## Written instruction
Set down each line of the data below word for word, without altering anything.

## Records
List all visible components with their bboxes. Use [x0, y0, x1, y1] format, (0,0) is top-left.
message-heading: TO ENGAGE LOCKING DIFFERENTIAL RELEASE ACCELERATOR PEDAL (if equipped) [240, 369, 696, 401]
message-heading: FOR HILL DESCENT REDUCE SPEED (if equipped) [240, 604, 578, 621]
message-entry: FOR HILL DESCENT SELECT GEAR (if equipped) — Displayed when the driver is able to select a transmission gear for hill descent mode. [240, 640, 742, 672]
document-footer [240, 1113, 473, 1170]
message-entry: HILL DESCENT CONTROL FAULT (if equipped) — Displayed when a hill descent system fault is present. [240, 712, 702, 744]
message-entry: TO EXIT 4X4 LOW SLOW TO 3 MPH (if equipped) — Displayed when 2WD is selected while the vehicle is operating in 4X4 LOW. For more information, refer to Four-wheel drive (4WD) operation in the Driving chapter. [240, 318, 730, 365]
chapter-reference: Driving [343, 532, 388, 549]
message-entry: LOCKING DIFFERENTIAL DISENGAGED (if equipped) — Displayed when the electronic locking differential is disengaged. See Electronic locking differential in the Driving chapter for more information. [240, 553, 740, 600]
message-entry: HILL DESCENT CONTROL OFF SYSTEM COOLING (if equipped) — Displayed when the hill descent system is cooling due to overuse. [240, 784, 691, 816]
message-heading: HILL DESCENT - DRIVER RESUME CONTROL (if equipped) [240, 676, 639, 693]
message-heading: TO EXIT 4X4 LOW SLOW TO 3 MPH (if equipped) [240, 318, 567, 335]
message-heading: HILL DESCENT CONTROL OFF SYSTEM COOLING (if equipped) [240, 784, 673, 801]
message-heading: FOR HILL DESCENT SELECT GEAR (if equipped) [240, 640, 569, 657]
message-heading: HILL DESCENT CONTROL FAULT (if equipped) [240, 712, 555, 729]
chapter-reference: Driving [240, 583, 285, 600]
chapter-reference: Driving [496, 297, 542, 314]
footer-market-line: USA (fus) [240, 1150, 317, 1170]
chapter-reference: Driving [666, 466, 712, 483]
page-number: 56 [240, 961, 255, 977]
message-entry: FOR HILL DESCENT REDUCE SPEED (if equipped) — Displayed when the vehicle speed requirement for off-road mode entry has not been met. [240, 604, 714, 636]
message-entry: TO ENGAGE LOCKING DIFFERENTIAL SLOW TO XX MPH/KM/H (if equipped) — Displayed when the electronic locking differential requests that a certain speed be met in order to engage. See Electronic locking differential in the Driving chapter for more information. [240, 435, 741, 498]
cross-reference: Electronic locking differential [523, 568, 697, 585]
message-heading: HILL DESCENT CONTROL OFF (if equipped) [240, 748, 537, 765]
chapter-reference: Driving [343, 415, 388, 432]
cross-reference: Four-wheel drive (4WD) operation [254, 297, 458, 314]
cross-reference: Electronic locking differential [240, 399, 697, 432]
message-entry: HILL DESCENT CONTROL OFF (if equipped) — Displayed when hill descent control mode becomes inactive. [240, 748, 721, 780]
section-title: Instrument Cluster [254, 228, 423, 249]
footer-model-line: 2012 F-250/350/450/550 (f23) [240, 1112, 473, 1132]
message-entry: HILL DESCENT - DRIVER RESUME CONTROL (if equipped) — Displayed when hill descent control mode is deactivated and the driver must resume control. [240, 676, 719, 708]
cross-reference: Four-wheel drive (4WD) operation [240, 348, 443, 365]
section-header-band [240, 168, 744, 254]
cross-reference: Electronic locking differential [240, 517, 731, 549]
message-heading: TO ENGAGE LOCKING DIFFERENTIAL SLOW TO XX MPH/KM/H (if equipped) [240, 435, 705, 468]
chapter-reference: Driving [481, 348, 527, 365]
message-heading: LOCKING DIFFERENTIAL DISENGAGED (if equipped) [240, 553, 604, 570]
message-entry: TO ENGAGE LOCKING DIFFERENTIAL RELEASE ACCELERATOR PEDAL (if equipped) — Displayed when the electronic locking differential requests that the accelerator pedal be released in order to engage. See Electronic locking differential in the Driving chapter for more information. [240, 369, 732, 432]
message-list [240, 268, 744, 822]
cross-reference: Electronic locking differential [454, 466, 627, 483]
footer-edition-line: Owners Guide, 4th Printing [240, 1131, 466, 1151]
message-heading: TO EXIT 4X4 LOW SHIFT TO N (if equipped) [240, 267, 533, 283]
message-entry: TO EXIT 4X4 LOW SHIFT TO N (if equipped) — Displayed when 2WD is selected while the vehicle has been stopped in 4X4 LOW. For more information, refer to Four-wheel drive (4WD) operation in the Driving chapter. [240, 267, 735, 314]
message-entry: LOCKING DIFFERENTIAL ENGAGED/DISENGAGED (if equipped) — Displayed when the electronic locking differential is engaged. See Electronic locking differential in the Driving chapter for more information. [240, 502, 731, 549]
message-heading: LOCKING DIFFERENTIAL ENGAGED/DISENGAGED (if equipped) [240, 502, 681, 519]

## The response
List all visible components with their bboxes. Use [x0, y0, x1, y1] format, (0,0) is top-left.
message-heading: TO ENGAGE LOCKING DIFFERENTIAL RELEASE ACCELERATOR PEDAL (if equipped) [240, 369, 696, 401]
message-heading: FOR HILL DESCENT REDUCE SPEED (if equipped) [240, 604, 578, 621]
message-entry: FOR HILL DESCENT SELECT GEAR (if equipped) — Displayed when the driver is able to select a transmission gear for hill descent mode. [240, 640, 742, 672]
document-footer [240, 1113, 473, 1170]
message-entry: HILL DESCENT CONTROL FAULT (if equipped) — Displayed when a hill descent system fault is present. [240, 712, 702, 744]
message-entry: TO EXIT 4X4 LOW SLOW TO 3 MPH (if equipped) — Displayed when 2WD is selected while the vehicle is operating in 4X4 LOW. For more information, refer to Four-wheel drive (4WD) operation in the Driving chapter. [240, 318, 730, 365]
chapter-reference: Driving [343, 532, 388, 549]
message-entry: LOCKING DIFFERENTIAL DISENGAGED (if equipped) — Displayed when the electronic locking differential is disengaged. See Electronic locking differential in the Driving chapter for more information. [240, 553, 740, 600]
message-entry: HILL DESCENT CONTROL OFF SYSTEM COOLING (if equipped) — Displayed when the hill descent system is cooling due to overuse. [240, 784, 691, 816]
message-heading: HILL DESCENT - DRIVER RESUME CONTROL (if equipped) [240, 676, 639, 693]
message-heading: TO EXIT 4X4 LOW SLOW TO 3 MPH (if equipped) [240, 318, 567, 335]
message-heading: HILL DESCENT CONTROL OFF SYSTEM COOLING (if equipped) [240, 784, 673, 801]
message-heading: FOR HILL DESCENT SELECT GEAR (if equipped) [240, 640, 569, 657]
message-heading: HILL DESCENT CONTROL FAULT (if equipped) [240, 712, 555, 729]
chapter-reference: Driving [240, 583, 285, 600]
chapter-reference: Driving [496, 297, 542, 314]
footer-market-line: USA (fus) [240, 1150, 317, 1170]
chapter-reference: Driving [666, 466, 712, 483]
page-number: 56 [240, 961, 255, 977]
message-entry: FOR HILL DESCENT REDUCE SPEED (if equipped) — Displayed when the vehicle speed requirement for off-road mode entry has not been met. [240, 604, 714, 636]
message-entry: TO ENGAGE LOCKING DIFFERENTIAL SLOW TO XX MPH/KM/H (if equipped) — Displayed when the electronic locking differential requests that a certain speed be met in order to engage. See Electronic locking differential in the Driving chapter for more information. [240, 435, 741, 498]
cross-reference: Electronic locking differential [523, 568, 697, 585]
message-heading: HILL DESCENT CONTROL OFF (if equipped) [240, 748, 537, 765]
chapter-reference: Driving [343, 415, 388, 432]
cross-reference: Four-wheel drive (4WD) operation [254, 297, 458, 314]
cross-reference: Electronic locking differential [240, 399, 697, 432]
message-entry: HILL DESCENT CONTROL OFF (if equipped) — Displayed when hill descent control mode becomes inactive. [240, 748, 721, 780]
section-title: Instrument Cluster [254, 228, 423, 249]
footer-model-line: 2012 F-250/350/450/550 (f23) [240, 1112, 473, 1132]
message-entry: HILL DESCENT - DRIVER RESUME CONTROL (if equipped) — Displayed when hill descent control mode is deactivated and the driver must resume control. [240, 676, 719, 708]
cross-reference: Four-wheel drive (4WD) operation [240, 348, 443, 365]
section-header-band [240, 168, 744, 254]
cross-reference: Electronic locking differential [240, 517, 731, 549]
message-heading: TO ENGAGE LOCKING DIFFERENTIAL SLOW TO XX MPH/KM/H (if equipped) [240, 435, 705, 468]
chapter-reference: Driving [481, 348, 527, 365]
message-heading: LOCKING DIFFERENTIAL DISENGAGED (if equipped) [240, 553, 604, 570]
message-entry: TO ENGAGE LOCKING DIFFERENTIAL RELEASE ACCELERATOR PEDAL (if equipped) — Displayed when the electronic locking differential requests that the accelerator pedal be released in order to engage. See Electronic locking differential in the Driving chapter for more information. [240, 369, 732, 432]
message-list [240, 268, 744, 822]
cross-reference: Electronic locking differential [454, 466, 627, 483]
footer-edition-line: Owners Guide, 4th Printing [240, 1131, 466, 1151]
message-heading: TO EXIT 4X4 LOW SHIFT TO N (if equipped) [240, 267, 533, 283]
message-entry: TO EXIT 4X4 LOW SHIFT TO N (if equipped) — Displayed when 2WD is selected while the vehicle has been stopped in 4X4 LOW. For more information, refer to Four-wheel drive (4WD) operation in the Driving chapter. [240, 267, 735, 314]
message-entry: LOCKING DIFFERENTIAL ENGAGED/DISENGAGED (if equipped) — Displayed when the electronic locking differential is engaged. See Electronic locking differential in the Driving chapter for more information. [240, 502, 731, 549]
message-heading: LOCKING DIFFERENTIAL ENGAGED/DISENGAGED (if equipped) [240, 502, 681, 519]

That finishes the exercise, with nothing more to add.